INSTRUCTION
Take every line from the listing below that contains "JSON".

DATA FOR THIS EXERCISE
----------

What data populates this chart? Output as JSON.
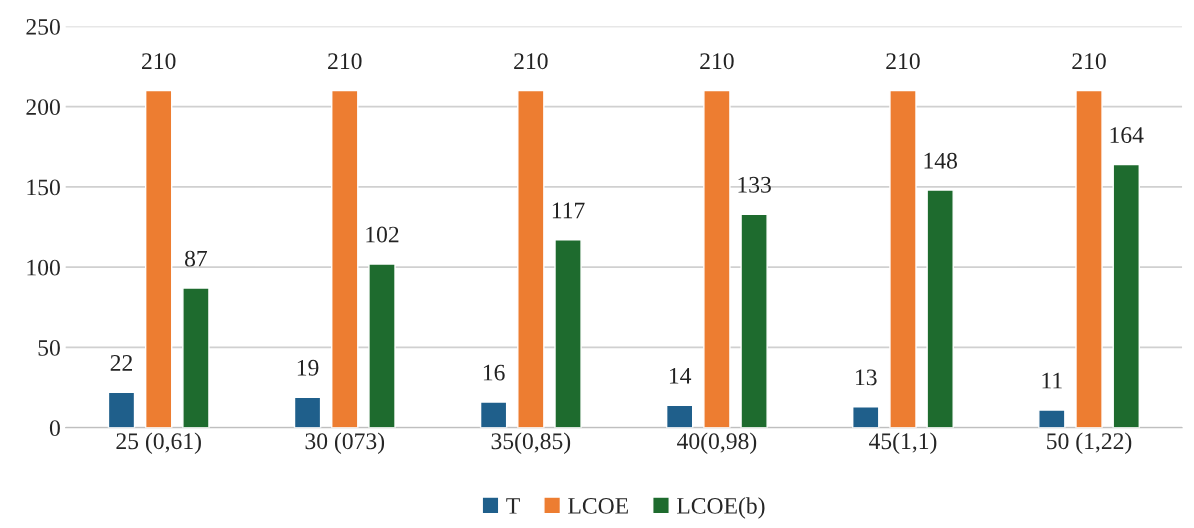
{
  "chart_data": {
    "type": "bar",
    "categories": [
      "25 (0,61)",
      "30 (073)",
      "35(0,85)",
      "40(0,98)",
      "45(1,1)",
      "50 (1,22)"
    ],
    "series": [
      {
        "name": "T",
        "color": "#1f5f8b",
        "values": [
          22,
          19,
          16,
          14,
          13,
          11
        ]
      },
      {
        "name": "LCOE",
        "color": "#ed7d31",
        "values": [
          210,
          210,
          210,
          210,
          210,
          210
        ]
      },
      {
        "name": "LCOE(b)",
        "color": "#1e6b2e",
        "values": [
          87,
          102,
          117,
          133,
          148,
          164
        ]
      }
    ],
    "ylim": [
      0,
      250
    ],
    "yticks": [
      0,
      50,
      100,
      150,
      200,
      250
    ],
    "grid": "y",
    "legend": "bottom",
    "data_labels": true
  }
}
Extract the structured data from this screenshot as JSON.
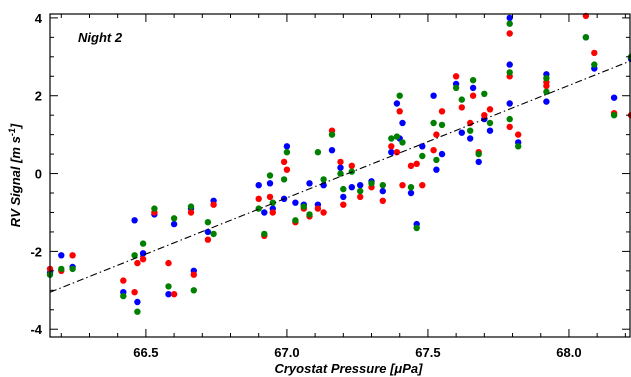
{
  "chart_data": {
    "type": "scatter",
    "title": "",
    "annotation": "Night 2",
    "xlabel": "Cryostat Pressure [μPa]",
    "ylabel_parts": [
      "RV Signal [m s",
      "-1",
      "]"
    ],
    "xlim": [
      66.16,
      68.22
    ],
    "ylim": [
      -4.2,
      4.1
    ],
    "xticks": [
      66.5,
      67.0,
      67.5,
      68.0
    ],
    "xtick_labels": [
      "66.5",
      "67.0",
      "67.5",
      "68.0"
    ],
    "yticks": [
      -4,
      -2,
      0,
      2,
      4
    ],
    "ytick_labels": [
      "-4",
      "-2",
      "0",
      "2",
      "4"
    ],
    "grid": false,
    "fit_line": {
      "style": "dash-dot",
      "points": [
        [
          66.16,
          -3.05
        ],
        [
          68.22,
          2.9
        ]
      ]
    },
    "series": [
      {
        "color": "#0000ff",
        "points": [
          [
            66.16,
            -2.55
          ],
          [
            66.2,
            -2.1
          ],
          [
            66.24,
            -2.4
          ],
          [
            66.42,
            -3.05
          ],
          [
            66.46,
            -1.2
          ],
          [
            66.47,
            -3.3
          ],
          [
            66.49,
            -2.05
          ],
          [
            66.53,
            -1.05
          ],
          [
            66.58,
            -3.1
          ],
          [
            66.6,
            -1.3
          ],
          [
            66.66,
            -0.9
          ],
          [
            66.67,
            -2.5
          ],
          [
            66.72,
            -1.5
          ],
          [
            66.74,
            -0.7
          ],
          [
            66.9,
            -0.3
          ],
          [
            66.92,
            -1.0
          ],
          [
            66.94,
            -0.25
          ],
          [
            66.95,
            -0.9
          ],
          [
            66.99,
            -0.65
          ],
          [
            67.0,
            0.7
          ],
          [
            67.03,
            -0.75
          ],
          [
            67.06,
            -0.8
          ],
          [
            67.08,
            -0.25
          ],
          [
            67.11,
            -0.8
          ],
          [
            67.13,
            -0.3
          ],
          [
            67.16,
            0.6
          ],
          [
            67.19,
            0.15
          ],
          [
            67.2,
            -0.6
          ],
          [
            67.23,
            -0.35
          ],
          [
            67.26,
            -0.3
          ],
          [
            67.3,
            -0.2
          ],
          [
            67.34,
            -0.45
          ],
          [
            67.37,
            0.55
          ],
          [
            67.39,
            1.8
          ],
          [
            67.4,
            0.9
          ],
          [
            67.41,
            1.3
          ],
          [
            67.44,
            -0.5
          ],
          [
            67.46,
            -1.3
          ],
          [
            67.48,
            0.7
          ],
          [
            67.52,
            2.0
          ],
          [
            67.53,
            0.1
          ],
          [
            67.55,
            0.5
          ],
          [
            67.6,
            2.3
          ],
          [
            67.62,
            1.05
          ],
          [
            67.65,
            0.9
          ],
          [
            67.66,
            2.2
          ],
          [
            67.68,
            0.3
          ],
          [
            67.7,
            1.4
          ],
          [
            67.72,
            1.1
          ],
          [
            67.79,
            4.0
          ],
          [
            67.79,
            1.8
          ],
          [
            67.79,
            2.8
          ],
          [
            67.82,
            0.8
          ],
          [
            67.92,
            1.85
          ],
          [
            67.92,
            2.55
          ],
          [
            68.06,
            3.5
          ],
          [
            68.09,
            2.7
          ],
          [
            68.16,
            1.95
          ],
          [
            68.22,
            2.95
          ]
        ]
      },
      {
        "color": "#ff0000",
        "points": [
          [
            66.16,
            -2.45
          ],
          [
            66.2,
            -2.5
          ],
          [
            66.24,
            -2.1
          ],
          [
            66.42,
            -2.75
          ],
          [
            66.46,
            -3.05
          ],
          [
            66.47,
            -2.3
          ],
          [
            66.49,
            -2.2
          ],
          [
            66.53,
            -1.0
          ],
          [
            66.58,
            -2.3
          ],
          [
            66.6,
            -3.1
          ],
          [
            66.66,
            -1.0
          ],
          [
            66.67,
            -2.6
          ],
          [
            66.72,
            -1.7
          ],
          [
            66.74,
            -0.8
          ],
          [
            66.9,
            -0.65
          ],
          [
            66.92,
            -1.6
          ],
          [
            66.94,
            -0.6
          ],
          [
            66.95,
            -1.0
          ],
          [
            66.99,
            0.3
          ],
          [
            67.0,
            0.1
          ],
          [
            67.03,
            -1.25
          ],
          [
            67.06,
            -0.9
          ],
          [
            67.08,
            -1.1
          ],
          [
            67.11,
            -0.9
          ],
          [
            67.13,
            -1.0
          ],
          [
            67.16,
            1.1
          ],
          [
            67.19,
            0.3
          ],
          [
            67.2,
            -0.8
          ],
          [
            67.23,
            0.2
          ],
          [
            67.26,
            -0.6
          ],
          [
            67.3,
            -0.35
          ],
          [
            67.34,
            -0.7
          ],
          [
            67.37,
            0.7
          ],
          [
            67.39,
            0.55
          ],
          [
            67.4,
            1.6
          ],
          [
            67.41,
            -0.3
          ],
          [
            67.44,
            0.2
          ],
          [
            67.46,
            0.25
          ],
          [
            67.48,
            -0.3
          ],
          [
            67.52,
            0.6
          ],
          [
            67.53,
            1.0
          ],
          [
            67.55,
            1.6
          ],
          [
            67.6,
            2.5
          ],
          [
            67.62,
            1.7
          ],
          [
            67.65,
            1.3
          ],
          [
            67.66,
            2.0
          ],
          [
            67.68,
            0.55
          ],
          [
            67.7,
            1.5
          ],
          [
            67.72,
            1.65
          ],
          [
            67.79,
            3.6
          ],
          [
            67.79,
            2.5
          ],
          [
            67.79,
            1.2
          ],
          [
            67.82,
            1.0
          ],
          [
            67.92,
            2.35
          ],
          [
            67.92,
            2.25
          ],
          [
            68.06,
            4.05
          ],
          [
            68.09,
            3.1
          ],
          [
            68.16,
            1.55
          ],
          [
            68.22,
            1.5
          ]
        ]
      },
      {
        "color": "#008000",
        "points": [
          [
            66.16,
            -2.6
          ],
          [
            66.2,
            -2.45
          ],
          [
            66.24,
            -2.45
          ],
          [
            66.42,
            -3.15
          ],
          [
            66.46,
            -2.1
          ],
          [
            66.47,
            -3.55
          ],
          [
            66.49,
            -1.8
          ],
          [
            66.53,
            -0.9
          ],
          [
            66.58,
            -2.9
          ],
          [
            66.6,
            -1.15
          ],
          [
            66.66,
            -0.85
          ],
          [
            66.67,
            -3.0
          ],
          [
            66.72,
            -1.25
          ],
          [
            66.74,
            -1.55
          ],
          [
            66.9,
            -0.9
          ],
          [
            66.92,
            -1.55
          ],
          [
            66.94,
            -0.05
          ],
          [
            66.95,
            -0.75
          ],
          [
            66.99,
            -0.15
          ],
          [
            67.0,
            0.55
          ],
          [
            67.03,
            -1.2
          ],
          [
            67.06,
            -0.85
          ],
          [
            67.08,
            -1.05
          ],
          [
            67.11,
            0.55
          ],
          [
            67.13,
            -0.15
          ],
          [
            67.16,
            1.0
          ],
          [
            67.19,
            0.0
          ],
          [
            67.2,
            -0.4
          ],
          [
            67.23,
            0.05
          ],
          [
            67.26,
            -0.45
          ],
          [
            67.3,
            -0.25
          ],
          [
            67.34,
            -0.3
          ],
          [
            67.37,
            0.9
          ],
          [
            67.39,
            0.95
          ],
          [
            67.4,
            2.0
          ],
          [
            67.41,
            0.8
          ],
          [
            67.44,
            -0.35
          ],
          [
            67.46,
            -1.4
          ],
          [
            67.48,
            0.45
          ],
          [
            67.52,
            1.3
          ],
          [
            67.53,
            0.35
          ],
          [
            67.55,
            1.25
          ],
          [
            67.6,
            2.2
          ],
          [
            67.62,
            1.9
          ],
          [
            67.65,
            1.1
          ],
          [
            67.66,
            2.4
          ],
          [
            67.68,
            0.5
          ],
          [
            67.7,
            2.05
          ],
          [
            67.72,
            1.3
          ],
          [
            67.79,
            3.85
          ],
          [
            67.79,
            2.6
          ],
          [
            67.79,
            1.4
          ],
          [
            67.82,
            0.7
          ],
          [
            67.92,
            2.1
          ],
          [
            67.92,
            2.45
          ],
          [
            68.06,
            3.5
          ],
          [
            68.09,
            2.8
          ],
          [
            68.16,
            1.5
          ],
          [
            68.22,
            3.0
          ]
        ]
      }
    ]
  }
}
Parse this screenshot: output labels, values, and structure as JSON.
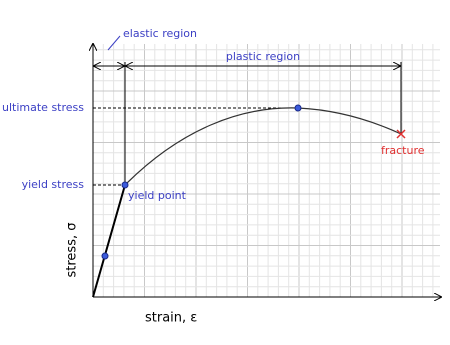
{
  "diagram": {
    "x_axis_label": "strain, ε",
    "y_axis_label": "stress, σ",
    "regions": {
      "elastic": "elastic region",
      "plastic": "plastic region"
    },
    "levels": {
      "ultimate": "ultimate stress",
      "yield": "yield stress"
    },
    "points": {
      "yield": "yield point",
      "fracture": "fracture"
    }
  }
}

----------

SOLVED EXERCISE
What data populates this chart? Output as JSON.
Extract the structured data from this screenshot as JSON.
Parse this screenshot: output labels, values, and structure as JSON.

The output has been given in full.